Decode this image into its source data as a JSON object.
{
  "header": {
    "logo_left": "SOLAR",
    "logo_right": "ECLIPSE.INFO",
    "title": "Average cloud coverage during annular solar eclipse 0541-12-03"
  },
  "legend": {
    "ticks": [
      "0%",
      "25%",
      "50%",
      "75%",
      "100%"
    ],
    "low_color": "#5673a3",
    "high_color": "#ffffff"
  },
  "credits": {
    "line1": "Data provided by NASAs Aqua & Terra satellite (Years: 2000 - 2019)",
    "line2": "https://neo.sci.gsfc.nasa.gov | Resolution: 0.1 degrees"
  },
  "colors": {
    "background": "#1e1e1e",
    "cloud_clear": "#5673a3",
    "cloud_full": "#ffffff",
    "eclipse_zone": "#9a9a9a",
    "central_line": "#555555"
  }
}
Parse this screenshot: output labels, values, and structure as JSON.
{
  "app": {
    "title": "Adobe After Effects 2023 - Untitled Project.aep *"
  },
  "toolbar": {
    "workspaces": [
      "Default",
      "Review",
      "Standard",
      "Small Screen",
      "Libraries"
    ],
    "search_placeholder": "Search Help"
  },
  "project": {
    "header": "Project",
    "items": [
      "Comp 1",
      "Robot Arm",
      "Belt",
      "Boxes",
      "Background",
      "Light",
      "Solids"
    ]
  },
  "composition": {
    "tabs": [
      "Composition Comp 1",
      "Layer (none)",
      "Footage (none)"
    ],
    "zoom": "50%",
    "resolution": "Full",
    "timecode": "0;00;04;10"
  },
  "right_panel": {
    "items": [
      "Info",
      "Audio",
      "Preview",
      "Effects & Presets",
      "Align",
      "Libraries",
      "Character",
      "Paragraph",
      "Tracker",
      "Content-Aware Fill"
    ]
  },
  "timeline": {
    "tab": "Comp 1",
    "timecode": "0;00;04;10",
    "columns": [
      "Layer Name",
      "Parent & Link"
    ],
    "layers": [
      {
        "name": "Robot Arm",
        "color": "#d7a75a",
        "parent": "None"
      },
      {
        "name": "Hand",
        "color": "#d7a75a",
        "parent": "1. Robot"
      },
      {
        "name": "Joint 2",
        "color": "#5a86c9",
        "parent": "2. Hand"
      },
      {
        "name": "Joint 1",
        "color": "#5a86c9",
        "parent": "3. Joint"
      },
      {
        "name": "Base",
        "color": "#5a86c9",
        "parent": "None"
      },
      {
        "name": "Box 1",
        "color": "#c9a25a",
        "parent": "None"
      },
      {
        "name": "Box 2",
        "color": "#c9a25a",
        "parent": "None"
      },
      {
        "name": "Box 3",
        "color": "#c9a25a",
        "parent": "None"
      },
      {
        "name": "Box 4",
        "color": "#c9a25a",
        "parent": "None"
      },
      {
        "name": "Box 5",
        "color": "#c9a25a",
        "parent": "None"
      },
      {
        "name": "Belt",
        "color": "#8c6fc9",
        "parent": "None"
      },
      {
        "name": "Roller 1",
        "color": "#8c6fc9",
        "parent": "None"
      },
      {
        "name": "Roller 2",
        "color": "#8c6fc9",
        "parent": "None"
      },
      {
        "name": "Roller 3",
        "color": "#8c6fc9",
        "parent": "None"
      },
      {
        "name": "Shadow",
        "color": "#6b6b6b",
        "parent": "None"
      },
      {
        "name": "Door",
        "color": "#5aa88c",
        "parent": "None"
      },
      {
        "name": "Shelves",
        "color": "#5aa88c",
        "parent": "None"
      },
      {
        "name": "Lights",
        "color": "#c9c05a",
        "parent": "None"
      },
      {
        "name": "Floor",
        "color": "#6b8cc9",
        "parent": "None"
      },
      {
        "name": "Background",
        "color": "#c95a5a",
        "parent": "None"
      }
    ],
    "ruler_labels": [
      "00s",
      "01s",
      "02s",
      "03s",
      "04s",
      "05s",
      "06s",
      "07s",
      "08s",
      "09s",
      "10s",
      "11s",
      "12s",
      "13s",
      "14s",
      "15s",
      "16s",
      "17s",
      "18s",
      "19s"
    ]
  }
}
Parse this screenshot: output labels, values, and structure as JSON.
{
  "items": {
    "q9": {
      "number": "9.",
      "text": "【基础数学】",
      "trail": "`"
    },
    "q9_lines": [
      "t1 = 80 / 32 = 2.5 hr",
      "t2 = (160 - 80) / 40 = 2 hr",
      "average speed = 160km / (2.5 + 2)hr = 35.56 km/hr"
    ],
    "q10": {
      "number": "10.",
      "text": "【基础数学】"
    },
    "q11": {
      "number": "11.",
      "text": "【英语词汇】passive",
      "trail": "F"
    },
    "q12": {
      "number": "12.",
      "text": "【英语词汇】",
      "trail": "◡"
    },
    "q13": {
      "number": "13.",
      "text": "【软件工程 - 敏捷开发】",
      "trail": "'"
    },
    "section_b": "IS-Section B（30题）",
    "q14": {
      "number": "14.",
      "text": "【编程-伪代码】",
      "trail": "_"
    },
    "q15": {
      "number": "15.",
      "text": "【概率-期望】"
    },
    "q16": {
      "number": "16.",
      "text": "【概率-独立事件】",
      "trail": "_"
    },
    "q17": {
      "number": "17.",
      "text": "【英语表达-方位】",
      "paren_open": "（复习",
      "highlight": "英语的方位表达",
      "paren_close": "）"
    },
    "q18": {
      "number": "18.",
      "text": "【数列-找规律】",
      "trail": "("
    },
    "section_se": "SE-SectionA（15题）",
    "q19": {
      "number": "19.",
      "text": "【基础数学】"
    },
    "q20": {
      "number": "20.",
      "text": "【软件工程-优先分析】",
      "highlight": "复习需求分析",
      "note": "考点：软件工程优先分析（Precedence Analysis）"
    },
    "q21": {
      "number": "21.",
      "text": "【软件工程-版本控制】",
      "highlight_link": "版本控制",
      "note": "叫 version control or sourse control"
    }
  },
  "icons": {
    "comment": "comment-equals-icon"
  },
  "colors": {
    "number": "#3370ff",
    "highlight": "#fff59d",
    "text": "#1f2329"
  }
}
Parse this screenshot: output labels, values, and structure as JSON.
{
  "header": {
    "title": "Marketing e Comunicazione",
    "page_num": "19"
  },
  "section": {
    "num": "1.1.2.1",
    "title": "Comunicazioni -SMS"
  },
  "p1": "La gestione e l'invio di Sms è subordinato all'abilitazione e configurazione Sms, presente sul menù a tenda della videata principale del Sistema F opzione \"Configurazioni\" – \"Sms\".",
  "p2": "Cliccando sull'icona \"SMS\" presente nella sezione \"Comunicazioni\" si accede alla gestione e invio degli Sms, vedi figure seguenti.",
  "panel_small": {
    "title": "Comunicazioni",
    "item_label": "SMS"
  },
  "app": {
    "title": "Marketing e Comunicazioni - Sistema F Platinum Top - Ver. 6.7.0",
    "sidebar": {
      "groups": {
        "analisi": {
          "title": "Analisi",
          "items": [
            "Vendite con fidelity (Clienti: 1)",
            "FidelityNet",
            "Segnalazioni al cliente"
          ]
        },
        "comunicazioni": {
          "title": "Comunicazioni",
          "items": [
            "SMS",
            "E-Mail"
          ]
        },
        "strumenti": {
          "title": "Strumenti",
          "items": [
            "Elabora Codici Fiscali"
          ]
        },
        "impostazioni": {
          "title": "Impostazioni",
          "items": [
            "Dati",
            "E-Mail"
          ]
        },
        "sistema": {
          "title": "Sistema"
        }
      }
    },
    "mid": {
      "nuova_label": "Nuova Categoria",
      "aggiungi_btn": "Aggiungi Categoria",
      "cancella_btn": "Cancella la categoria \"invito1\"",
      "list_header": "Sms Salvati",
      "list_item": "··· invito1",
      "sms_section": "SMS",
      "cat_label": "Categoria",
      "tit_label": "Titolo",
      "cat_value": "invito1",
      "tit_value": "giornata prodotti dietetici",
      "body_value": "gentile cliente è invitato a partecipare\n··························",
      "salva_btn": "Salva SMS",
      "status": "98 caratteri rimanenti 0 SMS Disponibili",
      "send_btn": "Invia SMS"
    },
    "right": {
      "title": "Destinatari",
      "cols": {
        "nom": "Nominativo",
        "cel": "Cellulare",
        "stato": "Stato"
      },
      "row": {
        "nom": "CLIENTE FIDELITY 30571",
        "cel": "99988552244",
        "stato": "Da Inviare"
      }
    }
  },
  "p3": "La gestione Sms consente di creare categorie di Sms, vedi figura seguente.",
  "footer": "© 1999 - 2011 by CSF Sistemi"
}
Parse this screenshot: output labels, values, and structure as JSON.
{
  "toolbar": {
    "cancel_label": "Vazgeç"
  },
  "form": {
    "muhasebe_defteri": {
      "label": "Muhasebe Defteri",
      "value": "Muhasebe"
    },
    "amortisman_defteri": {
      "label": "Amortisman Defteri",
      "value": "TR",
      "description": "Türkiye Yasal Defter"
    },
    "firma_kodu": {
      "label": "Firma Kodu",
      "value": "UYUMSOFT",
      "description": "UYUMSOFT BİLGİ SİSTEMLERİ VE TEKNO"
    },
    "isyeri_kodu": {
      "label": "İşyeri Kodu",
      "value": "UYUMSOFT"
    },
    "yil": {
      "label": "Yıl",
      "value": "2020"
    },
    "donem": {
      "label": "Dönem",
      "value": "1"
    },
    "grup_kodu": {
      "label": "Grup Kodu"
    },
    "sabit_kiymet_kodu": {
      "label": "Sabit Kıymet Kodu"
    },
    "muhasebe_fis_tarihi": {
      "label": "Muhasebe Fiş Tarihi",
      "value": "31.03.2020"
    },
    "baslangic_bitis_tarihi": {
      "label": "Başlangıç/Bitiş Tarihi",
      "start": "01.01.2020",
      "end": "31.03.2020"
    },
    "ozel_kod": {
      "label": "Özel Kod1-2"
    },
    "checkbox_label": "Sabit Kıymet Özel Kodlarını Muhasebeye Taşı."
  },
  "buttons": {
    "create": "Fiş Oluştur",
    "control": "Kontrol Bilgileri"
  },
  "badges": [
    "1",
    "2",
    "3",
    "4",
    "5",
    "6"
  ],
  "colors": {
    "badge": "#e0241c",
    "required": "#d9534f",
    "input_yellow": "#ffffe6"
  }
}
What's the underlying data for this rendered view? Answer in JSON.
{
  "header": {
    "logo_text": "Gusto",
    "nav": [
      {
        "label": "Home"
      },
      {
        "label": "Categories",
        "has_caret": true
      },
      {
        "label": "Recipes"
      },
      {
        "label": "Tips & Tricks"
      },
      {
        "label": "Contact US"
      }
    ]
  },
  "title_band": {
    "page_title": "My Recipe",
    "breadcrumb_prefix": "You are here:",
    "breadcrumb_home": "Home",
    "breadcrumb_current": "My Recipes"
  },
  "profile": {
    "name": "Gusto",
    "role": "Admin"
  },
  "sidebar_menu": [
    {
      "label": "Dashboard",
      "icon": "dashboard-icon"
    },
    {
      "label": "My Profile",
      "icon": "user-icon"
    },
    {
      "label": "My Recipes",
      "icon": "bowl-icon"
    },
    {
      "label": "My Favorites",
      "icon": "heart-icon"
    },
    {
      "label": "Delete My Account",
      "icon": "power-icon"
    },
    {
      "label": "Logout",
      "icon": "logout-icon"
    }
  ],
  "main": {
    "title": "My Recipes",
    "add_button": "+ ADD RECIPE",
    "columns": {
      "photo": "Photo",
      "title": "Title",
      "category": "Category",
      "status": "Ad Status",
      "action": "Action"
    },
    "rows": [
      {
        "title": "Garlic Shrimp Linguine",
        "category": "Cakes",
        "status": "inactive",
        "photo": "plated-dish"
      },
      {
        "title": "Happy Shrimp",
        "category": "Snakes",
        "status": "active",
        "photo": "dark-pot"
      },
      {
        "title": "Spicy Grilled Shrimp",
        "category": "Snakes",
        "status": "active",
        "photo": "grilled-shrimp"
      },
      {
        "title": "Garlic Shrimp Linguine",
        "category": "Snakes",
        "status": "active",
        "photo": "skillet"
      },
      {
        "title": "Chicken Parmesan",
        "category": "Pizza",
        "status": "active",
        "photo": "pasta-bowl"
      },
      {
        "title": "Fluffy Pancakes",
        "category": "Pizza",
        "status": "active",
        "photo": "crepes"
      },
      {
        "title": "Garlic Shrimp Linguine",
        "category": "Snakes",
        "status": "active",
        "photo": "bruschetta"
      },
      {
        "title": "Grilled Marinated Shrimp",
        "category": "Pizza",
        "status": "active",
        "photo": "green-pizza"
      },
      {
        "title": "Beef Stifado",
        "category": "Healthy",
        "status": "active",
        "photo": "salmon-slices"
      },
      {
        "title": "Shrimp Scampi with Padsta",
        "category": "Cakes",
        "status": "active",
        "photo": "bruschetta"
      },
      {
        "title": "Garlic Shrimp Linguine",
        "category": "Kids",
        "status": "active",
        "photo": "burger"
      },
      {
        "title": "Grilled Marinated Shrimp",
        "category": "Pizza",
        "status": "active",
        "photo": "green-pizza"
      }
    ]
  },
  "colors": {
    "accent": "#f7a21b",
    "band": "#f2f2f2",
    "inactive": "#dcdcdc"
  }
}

**Short problem**: Each line in the listing above that contains "Özel" should be copied.

**Exercise result**:
      "label": "Özel Kod1-2"
    "checkbox_label": "Sabit Kıymet Özel Kodlarını Muhasebeye Taşı."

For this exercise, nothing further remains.